▶ **BRIEF**
Using the material that follows, identify and copy each line with the string "color".

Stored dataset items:
•••

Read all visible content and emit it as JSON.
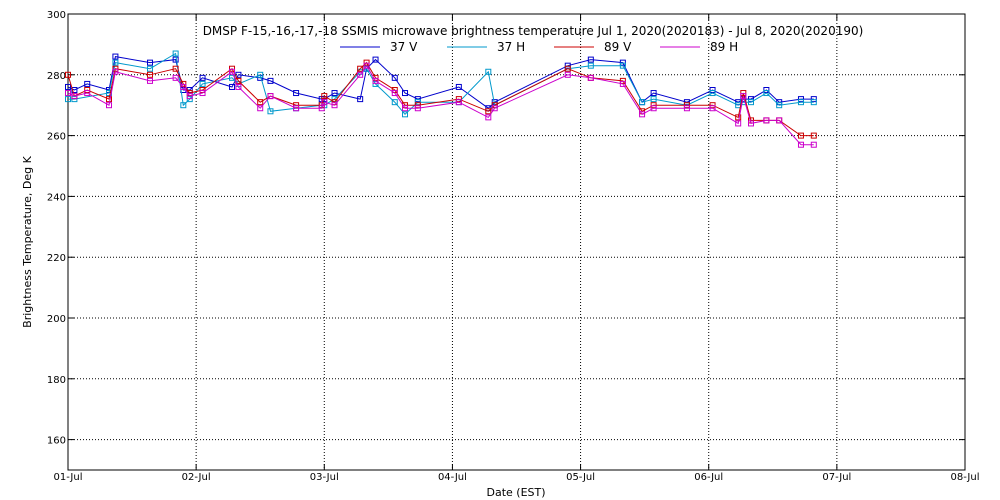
{
  "chart_data": {
    "type": "line",
    "title": "DMSP F-15,-16,-17,-18 SSMIS microwave brightness temperature Jul  1, 2020(2020183) - Jul  8, 2020(2020190)",
    "xlabel": "Date (EST)",
    "ylabel": "Brightness Temperature, Deg K",
    "xlim": [
      0,
      7
    ],
    "ylim": [
      150,
      300
    ],
    "x_tick_values": [
      0,
      1,
      2,
      3,
      4,
      5,
      6,
      7
    ],
    "x_tick_labels": [
      "01-Jul",
      "02-Jul",
      "03-Jul",
      "04-Jul",
      "05-Jul",
      "06-Jul",
      "07-Jul",
      "08-Jul"
    ],
    "y_tick_values": [
      160,
      180,
      200,
      220,
      240,
      260,
      280,
      300
    ],
    "y_tick_labels": [
      "160",
      "180",
      "200",
      "220",
      "240",
      "260",
      "280",
      "300"
    ],
    "grid": true,
    "legend_position": "top-center",
    "series": [
      {
        "name": "37 V",
        "color": "#0000cc",
        "x": [
          0.0,
          0.05,
          0.15,
          0.32,
          0.37,
          0.64,
          0.84,
          0.9,
          0.95,
          1.05,
          1.28,
          1.33,
          1.5,
          1.58,
          1.78,
          1.98,
          2.0,
          2.08,
          2.28,
          2.33,
          2.4,
          2.55,
          2.63,
          2.73,
          3.05,
          3.28,
          3.33,
          3.9,
          4.08,
          4.33,
          4.48,
          4.57,
          4.83,
          5.03,
          5.23,
          5.27,
          5.33,
          5.45,
          5.55,
          5.72,
          5.82
        ],
        "y": [
          276,
          275,
          277,
          275,
          286,
          284,
          285,
          275,
          275,
          279,
          276,
          280,
          279,
          278,
          274,
          272,
          272,
          274,
          272,
          282,
          285,
          279,
          274,
          272,
          276,
          269,
          271,
          283,
          285,
          284,
          271,
          274,
          271,
          275,
          271,
          272,
          272,
          275,
          271,
          272,
          272
        ]
      },
      {
        "name": "37 H",
        "color": "#0099cc",
        "x": [
          0.0,
          0.05,
          0.32,
          0.37,
          0.64,
          0.84,
          0.9,
          0.95,
          1.05,
          1.28,
          1.33,
          1.5,
          1.58,
          1.78,
          1.98,
          2.0,
          2.08,
          2.28,
          2.33,
          2.4,
          2.55,
          2.63,
          2.73,
          3.05,
          3.28,
          3.33,
          3.9,
          4.08,
          4.33,
          4.48,
          4.57,
          4.83,
          5.03,
          5.23,
          5.27,
          5.33,
          5.45,
          5.55,
          5.72,
          5.82
        ],
        "y": [
          272,
          272,
          274,
          284,
          282,
          287,
          270,
          272,
          277,
          279,
          277,
          280,
          268,
          269,
          270,
          270,
          272,
          281,
          282,
          277,
          271,
          267,
          271,
          271,
          281,
          270,
          282,
          283,
          283,
          271,
          272,
          270,
          274,
          270,
          271,
          271,
          274,
          270,
          271,
          271
        ]
      },
      {
        "name": "89 V",
        "color": "#cc0000",
        "x": [
          0.0,
          0.05,
          0.15,
          0.32,
          0.37,
          0.64,
          0.84,
          0.9,
          0.95,
          1.05,
          1.28,
          1.33,
          1.5,
          1.58,
          1.78,
          1.98,
          2.0,
          2.08,
          2.28,
          2.33,
          2.4,
          2.55,
          2.63,
          2.73,
          3.05,
          3.28,
          3.33,
          3.9,
          4.08,
          4.33,
          4.48,
          4.57,
          4.83,
          5.03,
          5.23,
          5.27,
          5.33,
          5.45,
          5.55,
          5.72,
          5.82
        ],
        "y": [
          280,
          273,
          275,
          272,
          282,
          280,
          282,
          277,
          274,
          275,
          282,
          278,
          271,
          273,
          270,
          270,
          273,
          271,
          282,
          284,
          279,
          275,
          270,
          270,
          272,
          268,
          270,
          282,
          279,
          278,
          268,
          270,
          270,
          270,
          266,
          274,
          265,
          265,
          265,
          260,
          260
        ]
      },
      {
        "name": "89 H",
        "color": "#cc00cc",
        "x": [
          0.0,
          0.05,
          0.15,
          0.32,
          0.37,
          0.64,
          0.84,
          0.9,
          0.95,
          1.05,
          1.28,
          1.33,
          1.5,
          1.58,
          1.78,
          1.98,
          2.0,
          2.08,
          2.28,
          2.33,
          2.4,
          2.55,
          2.63,
          2.73,
          3.05,
          3.28,
          3.33,
          3.9,
          4.08,
          4.33,
          4.48,
          4.57,
          4.83,
          5.03,
          5.23,
          5.27,
          5.33,
          5.45,
          5.55,
          5.72,
          5.82
        ],
        "y": [
          274,
          273,
          274,
          270,
          281,
          278,
          279,
          276,
          273,
          274,
          281,
          276,
          269,
          273,
          269,
          269,
          271,
          270,
          280,
          283,
          278,
          274,
          269,
          269,
          271,
          266,
          269,
          280,
          279,
          277,
          267,
          269,
          269,
          269,
          264,
          273,
          264,
          265,
          265,
          257,
          257
        ]
      }
    ]
  }
}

•••

▶ **WRITTEN SOLUTION**
        "color": "#0000cc",
        "color": "#0099cc",
        "color": "#cc0000",
        "color": "#cc00cc",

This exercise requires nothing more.